* Exercise prompt: Where a line in the listing below contains the word "chất", copy that line.

* Input data:

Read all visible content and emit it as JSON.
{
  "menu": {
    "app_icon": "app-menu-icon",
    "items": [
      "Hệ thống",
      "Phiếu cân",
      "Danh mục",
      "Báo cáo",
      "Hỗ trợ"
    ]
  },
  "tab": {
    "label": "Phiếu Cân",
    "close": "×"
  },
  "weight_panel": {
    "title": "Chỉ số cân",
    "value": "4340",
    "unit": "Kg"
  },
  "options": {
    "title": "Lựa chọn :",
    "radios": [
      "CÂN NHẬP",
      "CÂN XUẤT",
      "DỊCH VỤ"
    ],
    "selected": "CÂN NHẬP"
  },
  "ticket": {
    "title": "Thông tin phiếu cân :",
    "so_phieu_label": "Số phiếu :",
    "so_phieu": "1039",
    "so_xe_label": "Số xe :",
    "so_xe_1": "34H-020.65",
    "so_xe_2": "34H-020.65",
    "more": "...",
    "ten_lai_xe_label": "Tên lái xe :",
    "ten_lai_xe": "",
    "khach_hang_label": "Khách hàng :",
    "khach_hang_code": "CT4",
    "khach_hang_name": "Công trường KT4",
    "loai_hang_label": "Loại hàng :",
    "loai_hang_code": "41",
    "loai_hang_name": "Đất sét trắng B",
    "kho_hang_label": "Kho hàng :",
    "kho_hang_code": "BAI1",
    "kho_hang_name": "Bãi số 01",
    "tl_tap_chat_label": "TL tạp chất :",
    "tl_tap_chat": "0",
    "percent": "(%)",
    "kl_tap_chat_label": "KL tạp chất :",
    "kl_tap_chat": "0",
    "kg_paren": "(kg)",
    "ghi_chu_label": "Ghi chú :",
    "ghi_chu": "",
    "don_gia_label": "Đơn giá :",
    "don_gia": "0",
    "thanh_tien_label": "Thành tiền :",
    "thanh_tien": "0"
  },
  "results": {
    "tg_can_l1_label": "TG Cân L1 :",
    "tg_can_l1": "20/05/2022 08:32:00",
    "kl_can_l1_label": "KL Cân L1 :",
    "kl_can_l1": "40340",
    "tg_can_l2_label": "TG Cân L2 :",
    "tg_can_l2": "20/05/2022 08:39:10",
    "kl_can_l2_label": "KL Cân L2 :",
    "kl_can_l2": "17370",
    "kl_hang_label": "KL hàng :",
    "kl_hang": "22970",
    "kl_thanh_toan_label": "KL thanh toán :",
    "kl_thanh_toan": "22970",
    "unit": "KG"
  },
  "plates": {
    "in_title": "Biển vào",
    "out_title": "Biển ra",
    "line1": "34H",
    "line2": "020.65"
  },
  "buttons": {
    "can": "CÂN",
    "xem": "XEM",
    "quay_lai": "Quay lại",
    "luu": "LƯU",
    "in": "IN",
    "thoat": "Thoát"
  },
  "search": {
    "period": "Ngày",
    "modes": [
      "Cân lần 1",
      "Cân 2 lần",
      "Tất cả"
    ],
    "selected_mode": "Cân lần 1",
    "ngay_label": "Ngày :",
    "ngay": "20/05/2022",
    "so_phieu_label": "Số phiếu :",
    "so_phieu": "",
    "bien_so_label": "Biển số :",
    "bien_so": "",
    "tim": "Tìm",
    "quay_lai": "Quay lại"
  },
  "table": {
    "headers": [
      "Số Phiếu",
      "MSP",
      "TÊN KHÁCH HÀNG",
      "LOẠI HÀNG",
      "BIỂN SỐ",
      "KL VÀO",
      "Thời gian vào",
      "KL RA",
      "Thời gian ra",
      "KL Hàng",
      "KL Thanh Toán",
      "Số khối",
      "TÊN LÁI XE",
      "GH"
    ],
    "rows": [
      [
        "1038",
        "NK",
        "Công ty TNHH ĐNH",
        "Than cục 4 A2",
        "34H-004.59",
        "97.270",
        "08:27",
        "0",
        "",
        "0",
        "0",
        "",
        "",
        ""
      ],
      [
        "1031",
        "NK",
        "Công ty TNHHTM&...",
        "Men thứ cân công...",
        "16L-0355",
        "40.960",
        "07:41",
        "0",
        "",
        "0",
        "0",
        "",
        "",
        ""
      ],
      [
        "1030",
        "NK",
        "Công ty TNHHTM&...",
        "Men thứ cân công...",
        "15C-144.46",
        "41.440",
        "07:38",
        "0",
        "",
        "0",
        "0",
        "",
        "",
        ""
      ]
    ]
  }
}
==
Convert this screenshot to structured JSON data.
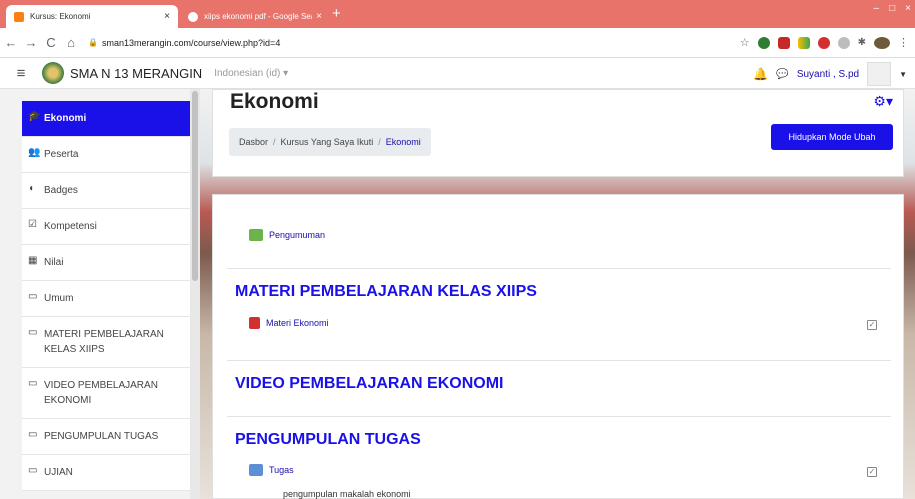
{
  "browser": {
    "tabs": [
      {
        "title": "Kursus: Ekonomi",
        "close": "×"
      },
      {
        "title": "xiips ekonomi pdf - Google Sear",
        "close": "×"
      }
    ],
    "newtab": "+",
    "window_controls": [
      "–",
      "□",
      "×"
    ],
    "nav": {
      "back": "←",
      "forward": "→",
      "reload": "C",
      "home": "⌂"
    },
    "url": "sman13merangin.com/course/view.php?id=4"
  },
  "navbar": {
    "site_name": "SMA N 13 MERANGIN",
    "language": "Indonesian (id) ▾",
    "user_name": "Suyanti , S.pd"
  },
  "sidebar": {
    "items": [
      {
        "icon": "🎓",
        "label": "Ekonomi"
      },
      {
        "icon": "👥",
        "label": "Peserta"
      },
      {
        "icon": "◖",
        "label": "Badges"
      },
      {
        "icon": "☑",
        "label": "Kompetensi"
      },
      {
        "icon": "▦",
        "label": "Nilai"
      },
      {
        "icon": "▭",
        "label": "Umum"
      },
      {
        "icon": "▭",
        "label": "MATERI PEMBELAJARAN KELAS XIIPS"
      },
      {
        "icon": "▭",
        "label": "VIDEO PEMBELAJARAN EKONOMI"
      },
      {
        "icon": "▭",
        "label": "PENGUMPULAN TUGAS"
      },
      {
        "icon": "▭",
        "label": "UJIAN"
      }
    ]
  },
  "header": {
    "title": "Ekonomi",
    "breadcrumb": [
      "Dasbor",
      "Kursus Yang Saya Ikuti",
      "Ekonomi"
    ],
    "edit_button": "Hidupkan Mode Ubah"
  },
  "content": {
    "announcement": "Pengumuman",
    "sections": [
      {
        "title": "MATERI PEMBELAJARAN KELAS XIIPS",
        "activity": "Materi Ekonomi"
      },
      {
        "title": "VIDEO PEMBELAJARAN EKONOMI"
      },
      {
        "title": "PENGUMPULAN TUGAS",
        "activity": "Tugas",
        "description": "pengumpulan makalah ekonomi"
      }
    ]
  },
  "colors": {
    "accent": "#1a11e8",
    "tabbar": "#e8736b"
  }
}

* Task output:
    "tl_tap_chat_label": "TL tạp chất :",
    "kl_tap_chat_label": "KL tạp chất :",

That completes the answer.